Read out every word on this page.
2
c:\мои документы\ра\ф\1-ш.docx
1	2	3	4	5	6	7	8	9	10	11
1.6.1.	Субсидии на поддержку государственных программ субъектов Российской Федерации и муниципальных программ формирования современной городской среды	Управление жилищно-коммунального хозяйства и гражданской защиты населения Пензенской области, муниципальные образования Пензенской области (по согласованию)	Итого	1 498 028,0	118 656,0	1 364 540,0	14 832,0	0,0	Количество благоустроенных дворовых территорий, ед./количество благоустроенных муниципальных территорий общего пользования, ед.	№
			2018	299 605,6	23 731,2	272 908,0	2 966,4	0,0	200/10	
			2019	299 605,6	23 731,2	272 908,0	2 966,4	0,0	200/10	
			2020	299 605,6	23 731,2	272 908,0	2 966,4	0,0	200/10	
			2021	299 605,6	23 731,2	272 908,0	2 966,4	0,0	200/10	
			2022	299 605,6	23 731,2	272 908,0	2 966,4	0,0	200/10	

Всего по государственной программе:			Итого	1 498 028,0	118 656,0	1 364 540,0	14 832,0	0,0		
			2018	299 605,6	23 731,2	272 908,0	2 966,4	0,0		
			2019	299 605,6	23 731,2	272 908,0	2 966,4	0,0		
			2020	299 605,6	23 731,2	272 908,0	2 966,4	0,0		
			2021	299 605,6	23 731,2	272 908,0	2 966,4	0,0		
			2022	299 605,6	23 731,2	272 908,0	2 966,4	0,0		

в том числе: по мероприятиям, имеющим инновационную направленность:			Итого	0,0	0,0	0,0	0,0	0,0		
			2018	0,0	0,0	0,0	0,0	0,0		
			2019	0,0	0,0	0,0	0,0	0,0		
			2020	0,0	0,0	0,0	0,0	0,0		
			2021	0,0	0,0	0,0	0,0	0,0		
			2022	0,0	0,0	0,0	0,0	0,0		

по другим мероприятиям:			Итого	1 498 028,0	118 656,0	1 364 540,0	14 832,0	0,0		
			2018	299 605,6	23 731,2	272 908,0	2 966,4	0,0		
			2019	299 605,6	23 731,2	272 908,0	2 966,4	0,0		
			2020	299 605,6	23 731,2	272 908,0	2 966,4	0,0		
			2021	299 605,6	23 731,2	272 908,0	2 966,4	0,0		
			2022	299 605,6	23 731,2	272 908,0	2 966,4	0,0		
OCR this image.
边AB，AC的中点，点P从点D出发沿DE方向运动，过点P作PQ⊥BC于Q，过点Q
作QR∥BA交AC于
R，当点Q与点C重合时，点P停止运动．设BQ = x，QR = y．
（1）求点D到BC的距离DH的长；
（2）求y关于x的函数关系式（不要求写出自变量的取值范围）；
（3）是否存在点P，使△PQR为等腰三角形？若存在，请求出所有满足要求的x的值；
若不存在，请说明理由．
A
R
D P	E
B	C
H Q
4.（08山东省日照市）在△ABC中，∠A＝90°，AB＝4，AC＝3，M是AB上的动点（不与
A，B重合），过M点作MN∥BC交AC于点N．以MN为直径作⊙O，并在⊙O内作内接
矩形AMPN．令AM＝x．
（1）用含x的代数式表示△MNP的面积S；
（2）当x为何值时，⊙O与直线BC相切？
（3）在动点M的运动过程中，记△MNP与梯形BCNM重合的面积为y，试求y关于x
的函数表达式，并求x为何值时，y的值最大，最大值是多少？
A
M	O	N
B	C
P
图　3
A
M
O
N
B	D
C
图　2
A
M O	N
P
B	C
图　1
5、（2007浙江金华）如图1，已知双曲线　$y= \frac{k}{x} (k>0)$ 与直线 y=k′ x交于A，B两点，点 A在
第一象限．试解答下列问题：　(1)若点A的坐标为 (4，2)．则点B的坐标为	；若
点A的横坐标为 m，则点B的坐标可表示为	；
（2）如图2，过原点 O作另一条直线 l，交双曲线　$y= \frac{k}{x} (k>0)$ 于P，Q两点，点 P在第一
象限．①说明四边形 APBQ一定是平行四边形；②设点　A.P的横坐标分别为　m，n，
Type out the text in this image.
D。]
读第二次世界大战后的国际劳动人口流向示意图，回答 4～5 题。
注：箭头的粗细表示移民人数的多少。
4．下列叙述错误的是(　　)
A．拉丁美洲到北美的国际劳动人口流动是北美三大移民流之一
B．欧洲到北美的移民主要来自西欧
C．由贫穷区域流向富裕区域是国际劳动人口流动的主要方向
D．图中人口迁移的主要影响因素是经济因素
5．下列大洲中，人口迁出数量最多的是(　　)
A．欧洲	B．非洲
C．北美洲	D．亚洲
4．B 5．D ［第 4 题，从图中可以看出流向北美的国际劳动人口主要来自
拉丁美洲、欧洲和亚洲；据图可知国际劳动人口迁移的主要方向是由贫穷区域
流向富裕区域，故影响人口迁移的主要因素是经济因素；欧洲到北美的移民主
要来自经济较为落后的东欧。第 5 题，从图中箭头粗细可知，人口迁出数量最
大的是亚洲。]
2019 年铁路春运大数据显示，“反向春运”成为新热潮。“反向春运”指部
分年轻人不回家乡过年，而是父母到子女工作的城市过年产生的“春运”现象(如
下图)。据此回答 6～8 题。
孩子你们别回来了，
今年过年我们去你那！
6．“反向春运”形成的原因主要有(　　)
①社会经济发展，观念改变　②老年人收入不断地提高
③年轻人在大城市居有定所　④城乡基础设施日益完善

☆ ☆ ☆ ☆

* _WORK TO DO_
Transcribe each entry precisely, missing none.

* _CORRECT RESULT_
Read out every word on this page.
2
c:\мои документы\ра\ф\1-ш.docx
1	2	3	4	5	6	7	8	9	10	11
1.6.1.	Субсидии на поддержку государственных программ субъектов Российской Федерации и муниципальных программ формирования современной городской среды	Управление жилищно-коммунального хозяйства и гражданской защиты населения Пензенской области, муниципальные образования Пензенской области (по согласованию)	Итого	1 498 028,0	118 656,0	1 364 540,0	14 832,0	0,0	Количество благоустроенных дворовых территорий, ед./количество благоустроенных муниципальных территорий общего пользования, ед.	№
			2018	299 605,6	23 731,2	272 908,0	2 966,4	0,0	200/10	
			2019	299 605,6	23 731,2	272 908,0	2 966,4	0,0	200/10	
			2020	299 605,6	23 731,2	272 908,0	2 966,4	0,0	200/10	
			2021	299 605,6	23 731,2	272 908,0	2 966,4	0,0	200/10	
			2022	299 605,6	23 731,2	272 908,0	2 966,4	0,0	200/10	

Всего по государственной программе:			Итого	1 498 028,0	118 656,0	1 364 540,0	14 832,0	0,0		
			2018	299 605,6	23 731,2	272 908,0	2 966,4	0,0		
			2019	299 605,6	23 731,2	272 908,0	2 966,4	0,0		
			2020	299 605,6	23 731,2	272 908,0	2 966,4	0,0		
			2021	299 605,6	23 731,2	272 908,0	2 966,4	0,0		
			2022	299 605,6	23 731,2	272 908,0	2 966,4	0,0		

в том числе: по мероприятиям, имеющим инновационную направленность:			Итого	0,0	0,0	0,0	0,0	0,0		
			2018	0,0	0,0	0,0	0,0	0,0		
			2019	0,0	0,0	0,0	0,0	0,0		
			2020	0,0	0,0	0,0	0,0	0,0		
			2021	0,0	0,0	0,0	0,0	0,0		
			2022	0,0	0,0	0,0	0,0	0,0		

по другим мероприятиям:			Итого	1 498 028,0	118 656,0	1 364 540,0	14 832,0	0,0		
			2018	299 605,6	23 731,2	272 908,0	2 966,4	0,0		
			2019	299 605,6	23 731,2	272 908,0	2 966,4	0,0		
			2020	299 605,6	23 731,2	272 908,0	2 966,4	0,0		
			2021	299 605,6	23 731,2	272 908,0	2 966,4	0,0		
			2022	299 605,6	23 731,2	272 908,0	2 966,4	0,0		
OCR this image.
边AB，AC的中点，点P从点D出发沿DE方向运动，过点P作PQ⊥BC于Q，过点Q
作QR∥BA交AC于
R，当点Q与点C重合时，点P停止运动．设BQ = x，QR = y．
（1）求点D到BC的距离DH的长；
（2）求y关于x的函数关系式（不要求写出自变量的取值范围）；
（3）是否存在点P，使△PQR为等腰三角形？若存在，请求出所有满足要求的x的值；
若不存在，请说明理由．
A
R
D P	E
B	C
H Q
4.（08山东省日照市）在△ABC中，∠A＝90°，AB＝4，AC＝3，M是AB上的动点（不与
A，B重合），过M点作MN∥BC交AC于点N．以MN为直径作⊙O，并在⊙O内作内接
矩形AMPN．令AM＝x．
（1）用含x的代数式表示△MNP的面积S；
（2）当x为何值时，⊙O与直线BC相切？
（3）在动点M的运动过程中，记△MNP与梯形BCNM重合的面积为y，试求y关于x
的函数表达式，并求x为何值时，y的值最大，最大值是多少？
A
M	O	N
B	C
P
图　3
A
M
O
N
B	D
C
图　2
A
M O	N
P
B	C
图　1
5、（2007浙江金华）如图1，已知双曲线　$y= \frac{k}{x} (k>0)$ 与直线 y=k′ x交于A，B两点，点 A在
第一象限．试解答下列问题：　(1)若点A的坐标为 (4，2)．则点B的坐标为	；若
点A的横坐标为 m，则点B的坐标可表示为	；
（2）如图2，过原点 O作另一条直线 l，交双曲线　$y= \frac{k}{x} (k>0)$ 于P，Q两点，点 P在第一
象限．①说明四边形 APBQ一定是平行四边形；②设点　A.P的横坐标分别为　m，n，
Type out the text in this image.
D。]
读第二次世界大战后的国际劳动人口流向示意图，回答 4～5 题。
注：箭头的粗细表示移民人数的多少。
4．下列叙述错误的是(　　)
A．拉丁美洲到北美的国际劳动人口流动是北美三大移民流之一
B．欧洲到北美的移民主要来自西欧
C．由贫穷区域流向富裕区域是国际劳动人口流动的主要方向
D．图中人口迁移的主要影响因素是经济因素
5．下列大洲中，人口迁出数量最多的是(　　)
A．欧洲	B．非洲
C．北美洲	D．亚洲
4．B 5．D ［第 4 题，从图中可以看出流向北美的国际劳动人口主要来自
拉丁美洲、欧洲和亚洲；据图可知国际劳动人口迁移的主要方向是由贫穷区域
流向富裕区域，故影响人口迁移的主要因素是经济因素；欧洲到北美的移民主
要来自经济较为落后的东欧。第 5 题，从图中箭头粗细可知，人口迁出数量最
大的是亚洲。]
2019 年铁路春运大数据显示，“反向春运”成为新热潮。“反向春运”指部
分年轻人不回家乡过年，而是父母到子女工作的城市过年产生的“春运”现象(如
下图)。据此回答 6～8 题。
孩子你们别回来了，
今年过年我们去你那！
6．“反向春运”形成的原因主要有(　　)
①社会经济发展，观念改变　②老年人收入不断地提高
③年轻人在大城市居有定所　④城乡基础设施日益完善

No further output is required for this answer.